***** DATA FOR THE TASK *****

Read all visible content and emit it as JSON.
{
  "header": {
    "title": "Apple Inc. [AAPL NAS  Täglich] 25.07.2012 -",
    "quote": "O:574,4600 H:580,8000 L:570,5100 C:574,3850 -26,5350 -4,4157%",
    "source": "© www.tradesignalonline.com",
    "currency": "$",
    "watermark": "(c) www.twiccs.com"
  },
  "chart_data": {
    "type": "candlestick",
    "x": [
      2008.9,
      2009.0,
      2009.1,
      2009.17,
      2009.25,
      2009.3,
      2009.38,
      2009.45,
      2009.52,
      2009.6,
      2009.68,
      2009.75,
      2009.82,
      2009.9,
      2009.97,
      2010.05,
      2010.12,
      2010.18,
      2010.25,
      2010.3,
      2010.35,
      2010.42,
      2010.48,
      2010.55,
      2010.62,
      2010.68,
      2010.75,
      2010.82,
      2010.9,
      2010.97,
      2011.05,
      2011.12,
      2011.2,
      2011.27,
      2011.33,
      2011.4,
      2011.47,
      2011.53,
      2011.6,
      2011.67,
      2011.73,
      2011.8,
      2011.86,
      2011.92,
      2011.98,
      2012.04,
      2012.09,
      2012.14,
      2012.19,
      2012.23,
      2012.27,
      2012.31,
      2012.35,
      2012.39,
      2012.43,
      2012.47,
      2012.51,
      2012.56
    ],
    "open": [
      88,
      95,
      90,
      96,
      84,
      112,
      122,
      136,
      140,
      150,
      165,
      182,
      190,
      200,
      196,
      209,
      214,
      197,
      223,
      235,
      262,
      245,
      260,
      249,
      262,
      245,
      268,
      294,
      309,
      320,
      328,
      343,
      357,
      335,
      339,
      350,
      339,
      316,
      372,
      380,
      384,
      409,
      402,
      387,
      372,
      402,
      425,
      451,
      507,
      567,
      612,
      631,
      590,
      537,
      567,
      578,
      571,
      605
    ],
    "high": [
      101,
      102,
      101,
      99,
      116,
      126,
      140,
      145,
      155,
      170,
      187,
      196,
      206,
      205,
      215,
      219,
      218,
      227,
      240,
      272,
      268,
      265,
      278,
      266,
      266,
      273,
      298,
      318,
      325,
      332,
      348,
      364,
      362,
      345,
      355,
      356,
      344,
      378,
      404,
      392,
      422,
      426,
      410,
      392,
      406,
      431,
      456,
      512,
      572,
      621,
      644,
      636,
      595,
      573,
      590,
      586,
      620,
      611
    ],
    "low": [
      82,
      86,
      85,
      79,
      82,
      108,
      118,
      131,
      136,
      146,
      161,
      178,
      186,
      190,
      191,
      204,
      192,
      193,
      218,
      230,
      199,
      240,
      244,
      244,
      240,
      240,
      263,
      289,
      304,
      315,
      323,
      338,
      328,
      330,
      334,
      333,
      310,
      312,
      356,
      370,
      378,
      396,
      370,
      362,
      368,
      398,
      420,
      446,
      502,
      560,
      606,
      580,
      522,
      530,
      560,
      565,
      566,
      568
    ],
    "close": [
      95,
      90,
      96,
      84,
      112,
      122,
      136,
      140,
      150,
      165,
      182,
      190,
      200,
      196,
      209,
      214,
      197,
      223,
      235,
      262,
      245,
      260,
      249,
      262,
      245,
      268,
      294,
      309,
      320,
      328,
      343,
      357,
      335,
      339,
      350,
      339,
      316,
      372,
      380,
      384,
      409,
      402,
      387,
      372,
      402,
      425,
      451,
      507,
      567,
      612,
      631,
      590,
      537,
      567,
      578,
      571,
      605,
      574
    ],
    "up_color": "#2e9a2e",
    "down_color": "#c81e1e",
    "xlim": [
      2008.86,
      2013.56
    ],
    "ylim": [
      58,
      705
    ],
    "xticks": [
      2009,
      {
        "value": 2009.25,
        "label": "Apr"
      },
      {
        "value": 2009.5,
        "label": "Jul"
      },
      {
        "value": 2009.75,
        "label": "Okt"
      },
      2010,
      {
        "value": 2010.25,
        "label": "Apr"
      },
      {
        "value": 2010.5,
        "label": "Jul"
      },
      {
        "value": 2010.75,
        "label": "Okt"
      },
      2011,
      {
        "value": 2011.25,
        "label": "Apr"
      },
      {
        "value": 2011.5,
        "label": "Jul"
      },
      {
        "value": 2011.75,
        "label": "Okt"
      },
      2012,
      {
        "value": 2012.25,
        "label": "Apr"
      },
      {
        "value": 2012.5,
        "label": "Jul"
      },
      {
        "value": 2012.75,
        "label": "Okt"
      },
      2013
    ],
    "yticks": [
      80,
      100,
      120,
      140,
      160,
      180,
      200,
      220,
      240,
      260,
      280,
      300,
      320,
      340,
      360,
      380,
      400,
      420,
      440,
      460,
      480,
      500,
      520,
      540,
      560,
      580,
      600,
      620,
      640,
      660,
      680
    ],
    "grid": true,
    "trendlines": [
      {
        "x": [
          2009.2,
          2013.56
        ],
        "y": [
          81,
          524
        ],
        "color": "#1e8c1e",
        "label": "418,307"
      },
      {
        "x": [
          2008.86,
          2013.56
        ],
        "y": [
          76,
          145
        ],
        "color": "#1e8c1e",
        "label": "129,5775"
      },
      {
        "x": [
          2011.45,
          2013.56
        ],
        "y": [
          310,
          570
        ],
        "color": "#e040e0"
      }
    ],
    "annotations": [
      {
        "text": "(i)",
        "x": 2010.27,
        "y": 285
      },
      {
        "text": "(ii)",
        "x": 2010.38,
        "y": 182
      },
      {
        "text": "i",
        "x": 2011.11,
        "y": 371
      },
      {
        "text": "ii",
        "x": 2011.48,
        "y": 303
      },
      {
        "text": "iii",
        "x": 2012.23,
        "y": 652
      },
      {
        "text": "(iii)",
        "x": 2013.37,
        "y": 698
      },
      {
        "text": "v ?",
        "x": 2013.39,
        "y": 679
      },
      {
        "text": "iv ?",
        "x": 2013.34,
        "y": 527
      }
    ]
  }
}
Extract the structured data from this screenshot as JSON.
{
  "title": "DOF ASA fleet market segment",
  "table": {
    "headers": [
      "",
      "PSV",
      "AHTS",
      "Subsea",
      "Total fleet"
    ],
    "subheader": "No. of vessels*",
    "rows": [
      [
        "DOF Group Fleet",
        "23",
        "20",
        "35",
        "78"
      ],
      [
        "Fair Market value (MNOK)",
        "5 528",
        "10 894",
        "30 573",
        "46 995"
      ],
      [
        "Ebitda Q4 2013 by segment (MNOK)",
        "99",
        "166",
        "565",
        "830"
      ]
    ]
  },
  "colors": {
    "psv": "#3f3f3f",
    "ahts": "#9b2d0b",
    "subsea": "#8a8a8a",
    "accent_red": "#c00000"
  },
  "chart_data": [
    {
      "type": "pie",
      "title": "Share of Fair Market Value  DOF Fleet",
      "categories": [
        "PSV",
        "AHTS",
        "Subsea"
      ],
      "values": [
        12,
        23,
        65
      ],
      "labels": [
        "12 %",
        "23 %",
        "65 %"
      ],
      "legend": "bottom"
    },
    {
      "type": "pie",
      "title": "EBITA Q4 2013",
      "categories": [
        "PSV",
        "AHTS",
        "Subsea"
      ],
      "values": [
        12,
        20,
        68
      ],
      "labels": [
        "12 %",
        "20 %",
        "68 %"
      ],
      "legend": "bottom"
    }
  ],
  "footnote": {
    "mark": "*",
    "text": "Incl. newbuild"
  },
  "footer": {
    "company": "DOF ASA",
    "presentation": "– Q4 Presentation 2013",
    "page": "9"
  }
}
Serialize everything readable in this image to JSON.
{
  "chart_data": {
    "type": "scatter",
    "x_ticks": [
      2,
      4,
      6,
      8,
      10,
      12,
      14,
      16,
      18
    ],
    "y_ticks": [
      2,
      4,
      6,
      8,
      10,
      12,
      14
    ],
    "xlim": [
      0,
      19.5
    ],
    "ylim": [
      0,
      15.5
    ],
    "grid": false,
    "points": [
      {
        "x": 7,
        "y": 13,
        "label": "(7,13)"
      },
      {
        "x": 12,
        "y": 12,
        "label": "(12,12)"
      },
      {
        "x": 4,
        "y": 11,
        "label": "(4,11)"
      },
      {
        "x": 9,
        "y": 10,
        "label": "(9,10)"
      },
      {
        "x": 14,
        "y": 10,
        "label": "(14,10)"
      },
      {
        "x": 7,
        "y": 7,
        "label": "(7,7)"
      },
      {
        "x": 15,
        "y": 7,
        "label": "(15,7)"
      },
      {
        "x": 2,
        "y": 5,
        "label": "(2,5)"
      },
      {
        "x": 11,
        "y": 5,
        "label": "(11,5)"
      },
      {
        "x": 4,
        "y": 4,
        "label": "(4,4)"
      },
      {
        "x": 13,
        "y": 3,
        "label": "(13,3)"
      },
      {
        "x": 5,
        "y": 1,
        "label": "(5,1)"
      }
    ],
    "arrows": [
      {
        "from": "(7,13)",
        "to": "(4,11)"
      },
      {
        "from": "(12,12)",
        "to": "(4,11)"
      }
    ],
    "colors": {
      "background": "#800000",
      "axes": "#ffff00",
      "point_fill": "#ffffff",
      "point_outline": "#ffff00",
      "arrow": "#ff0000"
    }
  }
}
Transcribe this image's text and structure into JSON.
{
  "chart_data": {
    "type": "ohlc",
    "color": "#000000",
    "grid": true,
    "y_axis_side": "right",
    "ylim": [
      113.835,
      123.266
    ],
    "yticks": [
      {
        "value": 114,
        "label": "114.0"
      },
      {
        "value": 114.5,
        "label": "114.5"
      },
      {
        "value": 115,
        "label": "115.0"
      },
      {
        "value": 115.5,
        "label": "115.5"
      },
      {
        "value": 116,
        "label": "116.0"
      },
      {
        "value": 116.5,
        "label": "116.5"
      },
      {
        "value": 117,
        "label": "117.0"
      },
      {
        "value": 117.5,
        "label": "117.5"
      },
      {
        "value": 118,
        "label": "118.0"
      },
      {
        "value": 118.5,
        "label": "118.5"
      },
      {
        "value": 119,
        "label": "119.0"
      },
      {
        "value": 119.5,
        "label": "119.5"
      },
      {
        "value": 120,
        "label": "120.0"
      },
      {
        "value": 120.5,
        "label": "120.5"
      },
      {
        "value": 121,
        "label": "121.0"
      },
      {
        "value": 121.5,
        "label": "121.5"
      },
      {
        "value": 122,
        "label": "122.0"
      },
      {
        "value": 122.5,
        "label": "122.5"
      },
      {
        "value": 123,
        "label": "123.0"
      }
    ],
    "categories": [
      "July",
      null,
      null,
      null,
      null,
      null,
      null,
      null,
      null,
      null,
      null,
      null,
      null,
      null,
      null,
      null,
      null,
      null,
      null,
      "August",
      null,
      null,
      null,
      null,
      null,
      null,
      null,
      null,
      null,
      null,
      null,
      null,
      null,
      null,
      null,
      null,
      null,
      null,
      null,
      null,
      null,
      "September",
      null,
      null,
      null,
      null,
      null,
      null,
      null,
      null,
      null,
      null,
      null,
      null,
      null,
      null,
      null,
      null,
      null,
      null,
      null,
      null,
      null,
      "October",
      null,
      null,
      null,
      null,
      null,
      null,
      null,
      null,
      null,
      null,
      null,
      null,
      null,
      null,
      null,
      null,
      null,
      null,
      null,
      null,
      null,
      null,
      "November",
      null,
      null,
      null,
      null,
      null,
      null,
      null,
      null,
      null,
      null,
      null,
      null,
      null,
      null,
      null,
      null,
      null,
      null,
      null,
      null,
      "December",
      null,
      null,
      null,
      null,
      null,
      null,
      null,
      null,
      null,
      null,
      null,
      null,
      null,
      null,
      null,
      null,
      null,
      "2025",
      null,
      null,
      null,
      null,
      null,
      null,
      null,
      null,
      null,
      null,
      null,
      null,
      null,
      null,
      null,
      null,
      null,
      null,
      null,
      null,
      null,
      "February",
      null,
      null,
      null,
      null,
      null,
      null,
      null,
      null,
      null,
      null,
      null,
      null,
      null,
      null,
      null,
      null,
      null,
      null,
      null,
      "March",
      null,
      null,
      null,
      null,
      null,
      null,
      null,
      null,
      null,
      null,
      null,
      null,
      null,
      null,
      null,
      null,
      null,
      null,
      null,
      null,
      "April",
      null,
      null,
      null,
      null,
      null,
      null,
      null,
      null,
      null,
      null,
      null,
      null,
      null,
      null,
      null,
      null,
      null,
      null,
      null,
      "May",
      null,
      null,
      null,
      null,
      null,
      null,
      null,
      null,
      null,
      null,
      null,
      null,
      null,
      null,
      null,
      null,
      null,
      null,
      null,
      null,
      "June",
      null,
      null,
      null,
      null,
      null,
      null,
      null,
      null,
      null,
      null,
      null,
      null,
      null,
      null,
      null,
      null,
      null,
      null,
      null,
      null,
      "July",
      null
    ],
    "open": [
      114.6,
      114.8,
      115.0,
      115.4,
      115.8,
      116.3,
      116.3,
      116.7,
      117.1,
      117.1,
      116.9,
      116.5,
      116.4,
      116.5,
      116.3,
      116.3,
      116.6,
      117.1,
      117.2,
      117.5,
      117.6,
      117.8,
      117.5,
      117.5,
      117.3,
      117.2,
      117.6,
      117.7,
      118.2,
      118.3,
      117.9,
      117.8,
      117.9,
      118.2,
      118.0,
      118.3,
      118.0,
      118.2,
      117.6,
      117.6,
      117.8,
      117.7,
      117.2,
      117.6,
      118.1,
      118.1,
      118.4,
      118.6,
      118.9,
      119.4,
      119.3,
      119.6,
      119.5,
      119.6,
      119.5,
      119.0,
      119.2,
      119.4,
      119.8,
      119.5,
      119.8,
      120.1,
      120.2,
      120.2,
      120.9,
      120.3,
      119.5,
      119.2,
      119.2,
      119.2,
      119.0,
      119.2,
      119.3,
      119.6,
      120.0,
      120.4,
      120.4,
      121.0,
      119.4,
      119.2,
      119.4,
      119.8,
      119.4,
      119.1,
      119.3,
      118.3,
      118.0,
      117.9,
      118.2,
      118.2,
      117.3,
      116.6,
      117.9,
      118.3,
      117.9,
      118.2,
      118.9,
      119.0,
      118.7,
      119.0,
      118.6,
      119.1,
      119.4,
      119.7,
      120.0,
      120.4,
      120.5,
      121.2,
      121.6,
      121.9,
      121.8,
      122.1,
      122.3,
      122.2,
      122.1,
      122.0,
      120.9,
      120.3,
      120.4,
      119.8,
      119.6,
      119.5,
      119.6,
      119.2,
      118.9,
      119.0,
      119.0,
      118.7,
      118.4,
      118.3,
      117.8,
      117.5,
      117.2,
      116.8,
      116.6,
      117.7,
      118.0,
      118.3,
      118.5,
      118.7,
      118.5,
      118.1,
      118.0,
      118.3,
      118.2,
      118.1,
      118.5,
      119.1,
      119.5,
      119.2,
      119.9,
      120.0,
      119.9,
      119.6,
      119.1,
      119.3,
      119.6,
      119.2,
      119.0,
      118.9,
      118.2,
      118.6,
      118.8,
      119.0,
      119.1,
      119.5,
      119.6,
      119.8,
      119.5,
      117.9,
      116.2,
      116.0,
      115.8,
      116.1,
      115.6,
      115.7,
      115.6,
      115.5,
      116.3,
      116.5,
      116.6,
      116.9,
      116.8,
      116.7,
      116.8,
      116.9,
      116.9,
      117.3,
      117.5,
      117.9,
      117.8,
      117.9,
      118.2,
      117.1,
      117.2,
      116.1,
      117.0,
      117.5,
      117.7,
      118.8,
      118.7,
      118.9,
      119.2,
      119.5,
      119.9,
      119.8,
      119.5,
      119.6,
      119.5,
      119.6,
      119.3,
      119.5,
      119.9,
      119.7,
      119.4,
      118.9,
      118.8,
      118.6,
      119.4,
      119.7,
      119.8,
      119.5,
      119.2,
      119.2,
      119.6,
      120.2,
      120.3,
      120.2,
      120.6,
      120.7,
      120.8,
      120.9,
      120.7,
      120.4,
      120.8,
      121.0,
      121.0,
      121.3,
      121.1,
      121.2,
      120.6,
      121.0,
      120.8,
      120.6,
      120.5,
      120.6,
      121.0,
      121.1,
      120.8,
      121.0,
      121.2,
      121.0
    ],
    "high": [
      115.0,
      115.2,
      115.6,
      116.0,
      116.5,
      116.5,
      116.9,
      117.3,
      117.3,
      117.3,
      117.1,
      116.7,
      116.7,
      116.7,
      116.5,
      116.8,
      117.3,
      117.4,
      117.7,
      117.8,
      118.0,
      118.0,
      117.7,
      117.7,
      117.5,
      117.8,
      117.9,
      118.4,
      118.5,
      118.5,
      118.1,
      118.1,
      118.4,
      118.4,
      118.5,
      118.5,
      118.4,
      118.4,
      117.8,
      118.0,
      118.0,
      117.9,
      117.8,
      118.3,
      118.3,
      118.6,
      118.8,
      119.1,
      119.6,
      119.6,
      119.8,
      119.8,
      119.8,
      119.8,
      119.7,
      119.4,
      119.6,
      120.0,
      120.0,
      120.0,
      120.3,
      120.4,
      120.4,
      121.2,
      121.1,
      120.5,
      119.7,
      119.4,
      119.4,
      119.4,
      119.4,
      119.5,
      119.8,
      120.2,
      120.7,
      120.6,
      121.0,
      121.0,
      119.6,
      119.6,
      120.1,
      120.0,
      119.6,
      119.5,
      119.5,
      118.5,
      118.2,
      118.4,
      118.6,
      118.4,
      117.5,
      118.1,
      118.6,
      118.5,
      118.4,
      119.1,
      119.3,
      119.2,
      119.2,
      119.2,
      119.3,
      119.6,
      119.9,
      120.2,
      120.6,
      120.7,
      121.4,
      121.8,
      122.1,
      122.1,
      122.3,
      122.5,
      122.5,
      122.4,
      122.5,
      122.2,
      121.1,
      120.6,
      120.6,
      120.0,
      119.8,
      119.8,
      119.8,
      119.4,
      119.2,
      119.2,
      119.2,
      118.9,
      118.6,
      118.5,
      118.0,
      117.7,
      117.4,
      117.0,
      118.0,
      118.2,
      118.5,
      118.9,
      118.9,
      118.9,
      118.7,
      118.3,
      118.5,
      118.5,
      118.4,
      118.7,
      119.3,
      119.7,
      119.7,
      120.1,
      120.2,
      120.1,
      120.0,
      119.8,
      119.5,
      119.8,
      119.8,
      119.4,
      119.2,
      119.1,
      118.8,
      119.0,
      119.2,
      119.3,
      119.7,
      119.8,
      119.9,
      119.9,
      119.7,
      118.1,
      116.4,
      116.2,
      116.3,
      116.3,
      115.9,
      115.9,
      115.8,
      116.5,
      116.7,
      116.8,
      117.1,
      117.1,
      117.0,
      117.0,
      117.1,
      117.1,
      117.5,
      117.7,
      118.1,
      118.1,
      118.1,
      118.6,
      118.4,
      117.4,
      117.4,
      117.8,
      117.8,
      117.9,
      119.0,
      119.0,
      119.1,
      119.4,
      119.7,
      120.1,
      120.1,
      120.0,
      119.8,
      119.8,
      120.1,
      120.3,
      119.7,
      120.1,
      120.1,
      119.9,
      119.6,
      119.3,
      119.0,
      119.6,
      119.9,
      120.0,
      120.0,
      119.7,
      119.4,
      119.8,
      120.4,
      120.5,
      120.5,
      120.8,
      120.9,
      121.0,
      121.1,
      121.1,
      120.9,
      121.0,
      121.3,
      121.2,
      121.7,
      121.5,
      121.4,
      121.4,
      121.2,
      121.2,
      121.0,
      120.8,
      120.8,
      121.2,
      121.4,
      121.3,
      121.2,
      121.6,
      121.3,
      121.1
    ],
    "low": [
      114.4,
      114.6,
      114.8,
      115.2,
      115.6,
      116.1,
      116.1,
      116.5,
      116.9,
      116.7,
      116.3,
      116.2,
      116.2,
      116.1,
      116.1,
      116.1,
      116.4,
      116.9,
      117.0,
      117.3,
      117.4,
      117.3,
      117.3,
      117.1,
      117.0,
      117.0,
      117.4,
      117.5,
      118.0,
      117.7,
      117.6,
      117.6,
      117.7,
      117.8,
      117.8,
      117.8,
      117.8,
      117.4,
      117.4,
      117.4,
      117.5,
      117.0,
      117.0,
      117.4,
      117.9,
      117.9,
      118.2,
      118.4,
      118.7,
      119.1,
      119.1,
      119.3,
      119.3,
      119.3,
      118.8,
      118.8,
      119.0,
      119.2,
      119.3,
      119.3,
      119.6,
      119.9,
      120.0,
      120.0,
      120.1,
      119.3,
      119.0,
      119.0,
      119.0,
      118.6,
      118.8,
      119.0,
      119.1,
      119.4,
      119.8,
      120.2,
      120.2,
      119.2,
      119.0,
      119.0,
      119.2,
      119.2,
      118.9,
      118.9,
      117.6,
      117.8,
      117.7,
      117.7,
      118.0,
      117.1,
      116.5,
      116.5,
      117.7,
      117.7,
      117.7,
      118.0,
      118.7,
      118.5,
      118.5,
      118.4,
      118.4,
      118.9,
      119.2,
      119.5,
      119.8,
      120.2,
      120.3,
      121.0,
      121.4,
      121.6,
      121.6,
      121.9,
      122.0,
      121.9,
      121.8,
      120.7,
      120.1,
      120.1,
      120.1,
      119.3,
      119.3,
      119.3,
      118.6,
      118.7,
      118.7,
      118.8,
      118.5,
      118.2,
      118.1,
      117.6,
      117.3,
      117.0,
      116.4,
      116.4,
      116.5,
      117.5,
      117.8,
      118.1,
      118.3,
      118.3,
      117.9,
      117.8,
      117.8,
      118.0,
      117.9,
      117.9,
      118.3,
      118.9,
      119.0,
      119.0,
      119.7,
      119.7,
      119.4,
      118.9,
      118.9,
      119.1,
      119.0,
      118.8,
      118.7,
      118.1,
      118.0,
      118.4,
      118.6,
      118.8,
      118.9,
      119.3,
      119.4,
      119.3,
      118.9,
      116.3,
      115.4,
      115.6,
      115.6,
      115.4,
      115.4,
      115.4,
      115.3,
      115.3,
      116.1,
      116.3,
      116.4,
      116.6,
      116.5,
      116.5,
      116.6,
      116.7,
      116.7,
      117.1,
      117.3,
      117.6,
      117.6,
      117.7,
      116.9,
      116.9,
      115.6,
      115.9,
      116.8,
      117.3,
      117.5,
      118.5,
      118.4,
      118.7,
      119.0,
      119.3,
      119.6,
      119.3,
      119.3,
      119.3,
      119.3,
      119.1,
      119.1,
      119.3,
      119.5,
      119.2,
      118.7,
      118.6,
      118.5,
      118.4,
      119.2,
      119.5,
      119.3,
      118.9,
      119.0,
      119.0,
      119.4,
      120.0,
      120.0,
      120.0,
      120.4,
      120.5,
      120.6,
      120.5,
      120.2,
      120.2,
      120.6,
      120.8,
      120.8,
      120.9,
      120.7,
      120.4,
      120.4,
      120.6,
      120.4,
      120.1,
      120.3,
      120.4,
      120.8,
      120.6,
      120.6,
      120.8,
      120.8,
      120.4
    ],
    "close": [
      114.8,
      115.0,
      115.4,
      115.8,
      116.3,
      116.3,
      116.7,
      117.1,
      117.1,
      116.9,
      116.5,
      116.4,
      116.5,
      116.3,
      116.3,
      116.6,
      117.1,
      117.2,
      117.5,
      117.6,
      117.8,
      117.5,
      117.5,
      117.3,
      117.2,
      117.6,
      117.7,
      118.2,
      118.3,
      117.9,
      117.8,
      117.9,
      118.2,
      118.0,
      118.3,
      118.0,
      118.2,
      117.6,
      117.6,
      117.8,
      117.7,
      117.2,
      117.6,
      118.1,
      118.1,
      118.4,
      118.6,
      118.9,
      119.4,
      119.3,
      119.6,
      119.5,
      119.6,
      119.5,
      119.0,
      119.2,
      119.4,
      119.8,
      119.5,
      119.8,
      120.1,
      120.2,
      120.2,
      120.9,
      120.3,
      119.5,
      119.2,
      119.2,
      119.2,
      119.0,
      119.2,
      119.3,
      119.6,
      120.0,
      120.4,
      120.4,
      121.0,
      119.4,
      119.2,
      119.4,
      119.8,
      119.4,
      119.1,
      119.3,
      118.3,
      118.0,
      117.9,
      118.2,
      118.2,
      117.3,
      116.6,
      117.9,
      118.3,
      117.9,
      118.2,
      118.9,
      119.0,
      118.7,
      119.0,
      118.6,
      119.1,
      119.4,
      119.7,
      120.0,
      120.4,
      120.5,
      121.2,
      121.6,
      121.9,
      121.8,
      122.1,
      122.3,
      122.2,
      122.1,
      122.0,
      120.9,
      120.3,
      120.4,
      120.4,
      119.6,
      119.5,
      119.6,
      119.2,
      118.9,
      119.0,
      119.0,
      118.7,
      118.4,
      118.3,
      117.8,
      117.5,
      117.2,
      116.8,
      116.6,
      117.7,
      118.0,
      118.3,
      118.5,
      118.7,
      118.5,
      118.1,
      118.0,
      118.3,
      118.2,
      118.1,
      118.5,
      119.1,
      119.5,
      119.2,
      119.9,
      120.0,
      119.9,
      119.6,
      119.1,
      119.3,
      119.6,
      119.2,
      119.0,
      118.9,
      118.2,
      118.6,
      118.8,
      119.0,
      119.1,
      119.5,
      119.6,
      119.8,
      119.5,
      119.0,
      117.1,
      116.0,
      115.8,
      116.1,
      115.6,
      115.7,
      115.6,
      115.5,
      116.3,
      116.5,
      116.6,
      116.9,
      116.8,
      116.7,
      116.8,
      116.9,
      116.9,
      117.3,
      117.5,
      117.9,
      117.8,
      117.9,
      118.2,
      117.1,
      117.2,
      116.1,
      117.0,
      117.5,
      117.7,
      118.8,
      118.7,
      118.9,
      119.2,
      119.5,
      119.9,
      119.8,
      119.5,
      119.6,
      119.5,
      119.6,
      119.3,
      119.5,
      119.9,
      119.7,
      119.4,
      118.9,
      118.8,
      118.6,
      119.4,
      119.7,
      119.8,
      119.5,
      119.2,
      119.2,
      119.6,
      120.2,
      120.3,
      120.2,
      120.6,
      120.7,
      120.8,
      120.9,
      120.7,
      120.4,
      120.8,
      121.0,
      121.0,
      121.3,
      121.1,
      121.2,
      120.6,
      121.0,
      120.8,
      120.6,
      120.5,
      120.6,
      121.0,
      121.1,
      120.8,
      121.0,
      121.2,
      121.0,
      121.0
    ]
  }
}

*****

GIVEN EXERCISE: Identify and copy all lines with the word "type".

RESPONSE TO THE EXERCISE:
    "type": "candlestick",
      "type": "pie",
      "type": "pie",
    "type": "scatter",
    "type": "ohlc",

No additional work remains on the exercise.